** Start of Records **
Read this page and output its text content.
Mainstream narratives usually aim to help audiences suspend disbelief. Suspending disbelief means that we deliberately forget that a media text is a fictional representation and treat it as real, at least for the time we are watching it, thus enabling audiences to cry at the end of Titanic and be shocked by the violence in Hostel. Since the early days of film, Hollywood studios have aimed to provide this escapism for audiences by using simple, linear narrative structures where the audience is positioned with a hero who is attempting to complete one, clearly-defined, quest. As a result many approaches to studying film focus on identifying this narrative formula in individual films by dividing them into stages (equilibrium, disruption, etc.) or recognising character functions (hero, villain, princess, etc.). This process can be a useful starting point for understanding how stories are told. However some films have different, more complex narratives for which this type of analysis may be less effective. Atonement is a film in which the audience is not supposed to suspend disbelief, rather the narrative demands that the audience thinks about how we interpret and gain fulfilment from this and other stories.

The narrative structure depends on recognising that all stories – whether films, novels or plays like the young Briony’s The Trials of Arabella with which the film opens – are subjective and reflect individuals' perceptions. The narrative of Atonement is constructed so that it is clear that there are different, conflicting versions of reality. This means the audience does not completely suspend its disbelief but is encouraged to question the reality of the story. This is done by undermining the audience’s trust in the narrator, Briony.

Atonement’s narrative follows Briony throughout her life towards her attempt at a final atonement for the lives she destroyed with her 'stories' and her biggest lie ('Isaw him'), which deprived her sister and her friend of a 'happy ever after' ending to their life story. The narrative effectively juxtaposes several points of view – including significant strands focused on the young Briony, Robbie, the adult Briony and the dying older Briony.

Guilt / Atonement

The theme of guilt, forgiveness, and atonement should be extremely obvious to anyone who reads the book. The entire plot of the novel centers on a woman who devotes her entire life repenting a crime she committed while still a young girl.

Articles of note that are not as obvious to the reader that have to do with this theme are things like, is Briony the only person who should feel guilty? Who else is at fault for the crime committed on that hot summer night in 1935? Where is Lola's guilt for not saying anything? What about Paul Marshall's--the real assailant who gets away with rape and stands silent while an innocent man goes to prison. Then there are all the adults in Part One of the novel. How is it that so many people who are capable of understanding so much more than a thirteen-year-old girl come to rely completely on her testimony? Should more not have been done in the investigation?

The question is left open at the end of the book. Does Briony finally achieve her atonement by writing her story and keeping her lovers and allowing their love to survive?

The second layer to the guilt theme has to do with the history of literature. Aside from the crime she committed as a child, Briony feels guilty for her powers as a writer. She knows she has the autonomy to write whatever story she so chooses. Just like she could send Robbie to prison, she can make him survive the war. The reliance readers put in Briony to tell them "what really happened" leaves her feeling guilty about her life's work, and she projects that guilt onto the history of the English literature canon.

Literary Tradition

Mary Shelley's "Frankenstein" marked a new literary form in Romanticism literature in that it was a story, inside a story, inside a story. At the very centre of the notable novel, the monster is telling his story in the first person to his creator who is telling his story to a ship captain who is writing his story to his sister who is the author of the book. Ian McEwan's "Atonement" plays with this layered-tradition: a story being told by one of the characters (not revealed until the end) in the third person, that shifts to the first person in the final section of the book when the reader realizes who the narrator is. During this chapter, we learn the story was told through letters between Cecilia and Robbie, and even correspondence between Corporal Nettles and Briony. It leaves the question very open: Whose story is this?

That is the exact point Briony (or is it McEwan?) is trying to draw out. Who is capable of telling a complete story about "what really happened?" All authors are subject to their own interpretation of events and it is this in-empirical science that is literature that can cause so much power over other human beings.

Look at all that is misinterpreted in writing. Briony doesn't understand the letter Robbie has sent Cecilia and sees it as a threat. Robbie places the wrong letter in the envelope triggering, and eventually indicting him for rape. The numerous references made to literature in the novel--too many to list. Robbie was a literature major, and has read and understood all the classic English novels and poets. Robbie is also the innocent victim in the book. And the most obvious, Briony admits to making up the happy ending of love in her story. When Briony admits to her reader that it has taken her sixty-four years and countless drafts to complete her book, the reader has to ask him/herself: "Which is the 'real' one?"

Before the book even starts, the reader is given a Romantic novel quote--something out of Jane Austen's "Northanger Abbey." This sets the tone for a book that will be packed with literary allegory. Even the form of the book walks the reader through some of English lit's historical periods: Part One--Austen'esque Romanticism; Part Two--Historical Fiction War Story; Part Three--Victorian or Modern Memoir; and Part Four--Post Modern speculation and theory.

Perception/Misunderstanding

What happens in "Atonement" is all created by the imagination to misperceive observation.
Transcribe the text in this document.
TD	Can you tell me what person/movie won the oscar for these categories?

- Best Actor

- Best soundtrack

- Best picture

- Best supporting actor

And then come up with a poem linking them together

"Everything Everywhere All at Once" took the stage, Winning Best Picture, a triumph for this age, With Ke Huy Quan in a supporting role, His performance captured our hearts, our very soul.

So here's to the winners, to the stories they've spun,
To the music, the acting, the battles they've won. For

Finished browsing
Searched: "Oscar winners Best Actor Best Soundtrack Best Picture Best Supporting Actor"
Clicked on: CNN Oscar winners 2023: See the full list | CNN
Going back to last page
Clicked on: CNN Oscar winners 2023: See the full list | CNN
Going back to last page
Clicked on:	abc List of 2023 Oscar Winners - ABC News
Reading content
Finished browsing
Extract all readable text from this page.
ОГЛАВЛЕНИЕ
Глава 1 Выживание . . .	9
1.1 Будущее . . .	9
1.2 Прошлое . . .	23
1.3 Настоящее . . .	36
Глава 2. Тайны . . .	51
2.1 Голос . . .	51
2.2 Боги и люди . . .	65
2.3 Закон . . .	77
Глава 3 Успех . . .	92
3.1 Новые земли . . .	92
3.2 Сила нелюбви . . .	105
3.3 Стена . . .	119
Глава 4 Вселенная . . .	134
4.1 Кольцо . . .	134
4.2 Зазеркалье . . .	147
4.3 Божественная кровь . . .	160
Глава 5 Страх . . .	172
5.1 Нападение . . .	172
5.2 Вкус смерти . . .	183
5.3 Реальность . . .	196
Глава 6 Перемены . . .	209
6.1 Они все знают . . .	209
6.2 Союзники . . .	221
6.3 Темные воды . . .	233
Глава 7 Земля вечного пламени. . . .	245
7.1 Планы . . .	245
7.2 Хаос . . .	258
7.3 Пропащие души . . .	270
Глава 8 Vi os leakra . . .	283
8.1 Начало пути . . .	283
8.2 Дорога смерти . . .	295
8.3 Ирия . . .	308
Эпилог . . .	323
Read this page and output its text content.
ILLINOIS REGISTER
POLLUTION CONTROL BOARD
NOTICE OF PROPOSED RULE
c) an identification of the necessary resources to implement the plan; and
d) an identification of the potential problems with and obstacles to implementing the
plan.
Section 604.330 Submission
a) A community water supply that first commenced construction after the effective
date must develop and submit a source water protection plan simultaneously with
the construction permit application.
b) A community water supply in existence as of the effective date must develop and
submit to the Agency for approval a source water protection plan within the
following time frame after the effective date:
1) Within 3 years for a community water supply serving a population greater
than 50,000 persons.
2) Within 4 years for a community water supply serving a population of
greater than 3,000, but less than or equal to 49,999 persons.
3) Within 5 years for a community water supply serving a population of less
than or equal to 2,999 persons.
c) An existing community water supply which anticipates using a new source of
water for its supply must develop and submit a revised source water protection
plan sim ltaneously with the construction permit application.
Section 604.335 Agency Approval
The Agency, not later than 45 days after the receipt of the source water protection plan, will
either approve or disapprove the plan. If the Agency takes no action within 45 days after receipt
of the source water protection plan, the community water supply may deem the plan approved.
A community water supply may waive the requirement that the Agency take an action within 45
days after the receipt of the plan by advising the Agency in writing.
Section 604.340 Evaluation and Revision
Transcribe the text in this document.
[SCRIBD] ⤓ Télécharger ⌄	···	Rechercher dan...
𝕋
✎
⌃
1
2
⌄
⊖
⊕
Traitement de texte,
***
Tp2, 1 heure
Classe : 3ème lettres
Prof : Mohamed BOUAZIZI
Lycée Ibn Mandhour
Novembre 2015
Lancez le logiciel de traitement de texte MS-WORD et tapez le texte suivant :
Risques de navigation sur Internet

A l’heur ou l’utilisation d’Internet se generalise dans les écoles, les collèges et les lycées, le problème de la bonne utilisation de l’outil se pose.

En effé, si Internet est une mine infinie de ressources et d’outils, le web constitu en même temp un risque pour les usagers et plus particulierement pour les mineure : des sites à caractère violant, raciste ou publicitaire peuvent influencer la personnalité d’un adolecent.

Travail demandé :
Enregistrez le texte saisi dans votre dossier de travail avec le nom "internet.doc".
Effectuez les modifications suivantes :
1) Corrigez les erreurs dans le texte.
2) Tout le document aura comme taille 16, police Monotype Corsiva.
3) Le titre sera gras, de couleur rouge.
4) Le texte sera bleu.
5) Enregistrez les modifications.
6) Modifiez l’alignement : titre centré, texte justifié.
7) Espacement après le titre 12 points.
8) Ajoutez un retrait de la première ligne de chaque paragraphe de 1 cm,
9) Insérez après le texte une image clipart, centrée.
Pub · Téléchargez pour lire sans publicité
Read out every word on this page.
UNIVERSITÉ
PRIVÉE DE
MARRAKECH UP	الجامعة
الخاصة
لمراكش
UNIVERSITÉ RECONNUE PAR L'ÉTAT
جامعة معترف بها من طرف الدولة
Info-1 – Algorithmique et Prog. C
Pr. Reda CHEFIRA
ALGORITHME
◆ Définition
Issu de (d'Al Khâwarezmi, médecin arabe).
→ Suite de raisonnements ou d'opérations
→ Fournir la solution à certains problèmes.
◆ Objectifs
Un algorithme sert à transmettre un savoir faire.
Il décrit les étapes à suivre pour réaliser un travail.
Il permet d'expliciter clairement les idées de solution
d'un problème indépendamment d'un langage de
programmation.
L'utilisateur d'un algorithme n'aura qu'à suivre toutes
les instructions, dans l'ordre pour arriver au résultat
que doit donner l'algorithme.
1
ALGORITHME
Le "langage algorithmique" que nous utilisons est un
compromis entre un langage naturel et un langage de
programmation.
** End of Records **
Pull out all lines from the entries above in which the word "must" appears.

### [Result of the task]
date must develop and submit a source water protection plan simultaneously with
b) A community water supply in existence as of the effective date must develop and
water for its supply must develop and submit a revised source water protection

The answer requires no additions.